- Written problem: Wherever the string "this" appears in the listing, copy that line.

━━━ Data to process

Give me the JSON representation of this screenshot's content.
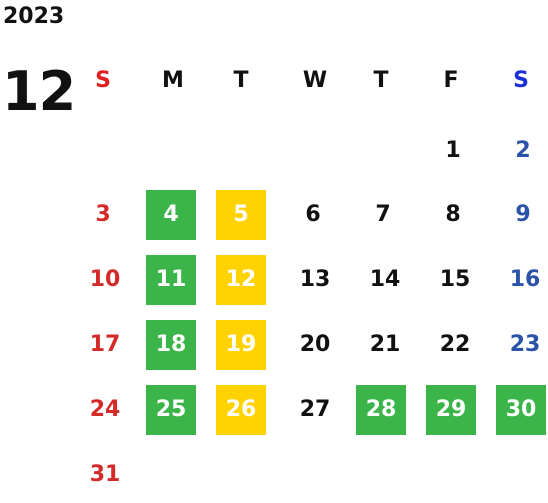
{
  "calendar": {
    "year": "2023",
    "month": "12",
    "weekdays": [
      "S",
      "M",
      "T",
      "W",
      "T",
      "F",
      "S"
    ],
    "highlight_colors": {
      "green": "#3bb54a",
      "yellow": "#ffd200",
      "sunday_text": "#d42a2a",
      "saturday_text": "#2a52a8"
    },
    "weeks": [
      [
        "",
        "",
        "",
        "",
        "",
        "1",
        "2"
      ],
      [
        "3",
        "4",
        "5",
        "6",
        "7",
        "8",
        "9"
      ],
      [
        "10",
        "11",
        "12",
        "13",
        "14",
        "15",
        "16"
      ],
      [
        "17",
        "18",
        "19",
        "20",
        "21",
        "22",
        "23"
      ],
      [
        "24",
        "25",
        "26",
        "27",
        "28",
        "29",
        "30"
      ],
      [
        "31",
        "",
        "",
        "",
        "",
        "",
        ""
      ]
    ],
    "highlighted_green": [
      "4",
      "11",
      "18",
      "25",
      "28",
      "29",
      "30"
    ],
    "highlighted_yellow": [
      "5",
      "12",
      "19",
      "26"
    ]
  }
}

━━━━━━
━━━ Data to process

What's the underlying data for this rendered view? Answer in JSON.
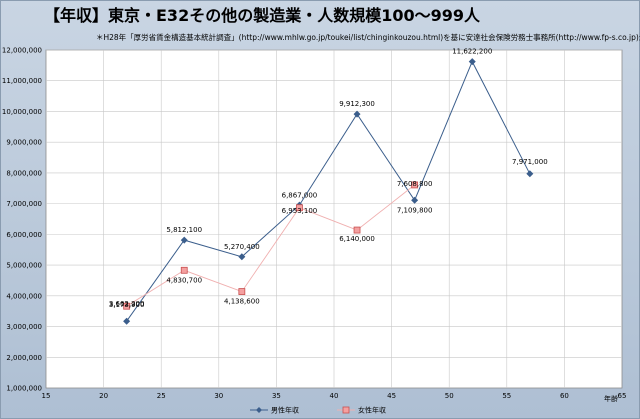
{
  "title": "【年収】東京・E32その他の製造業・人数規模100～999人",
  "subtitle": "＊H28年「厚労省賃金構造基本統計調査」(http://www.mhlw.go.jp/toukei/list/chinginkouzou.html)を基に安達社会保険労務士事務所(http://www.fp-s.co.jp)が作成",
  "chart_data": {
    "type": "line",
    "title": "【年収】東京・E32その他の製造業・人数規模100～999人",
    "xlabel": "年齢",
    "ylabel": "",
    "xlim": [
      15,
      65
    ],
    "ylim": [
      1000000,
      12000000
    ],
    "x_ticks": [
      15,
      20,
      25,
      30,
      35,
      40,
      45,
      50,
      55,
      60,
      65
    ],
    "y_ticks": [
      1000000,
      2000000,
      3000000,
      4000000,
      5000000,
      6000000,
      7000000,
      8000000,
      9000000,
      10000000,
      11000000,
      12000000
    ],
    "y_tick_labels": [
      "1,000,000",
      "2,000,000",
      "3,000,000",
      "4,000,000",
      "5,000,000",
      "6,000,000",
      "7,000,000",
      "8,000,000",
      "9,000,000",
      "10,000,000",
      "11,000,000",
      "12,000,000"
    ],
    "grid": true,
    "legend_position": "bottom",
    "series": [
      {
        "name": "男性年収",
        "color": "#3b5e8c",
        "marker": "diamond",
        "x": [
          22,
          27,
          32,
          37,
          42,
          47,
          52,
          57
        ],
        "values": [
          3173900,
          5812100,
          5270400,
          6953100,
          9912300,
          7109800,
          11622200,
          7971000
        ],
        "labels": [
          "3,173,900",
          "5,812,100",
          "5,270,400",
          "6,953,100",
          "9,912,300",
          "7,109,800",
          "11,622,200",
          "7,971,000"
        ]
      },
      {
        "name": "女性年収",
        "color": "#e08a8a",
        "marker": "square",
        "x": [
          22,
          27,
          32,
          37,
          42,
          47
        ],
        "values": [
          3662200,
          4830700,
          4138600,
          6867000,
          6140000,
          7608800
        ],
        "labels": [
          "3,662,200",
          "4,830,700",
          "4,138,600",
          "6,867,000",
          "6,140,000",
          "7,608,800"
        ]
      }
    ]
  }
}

━━━━━━

- Solved problem:
Give me the JSON representation of this screenshot's content.
What's the underlying data for this rendered view? Answer in JSON.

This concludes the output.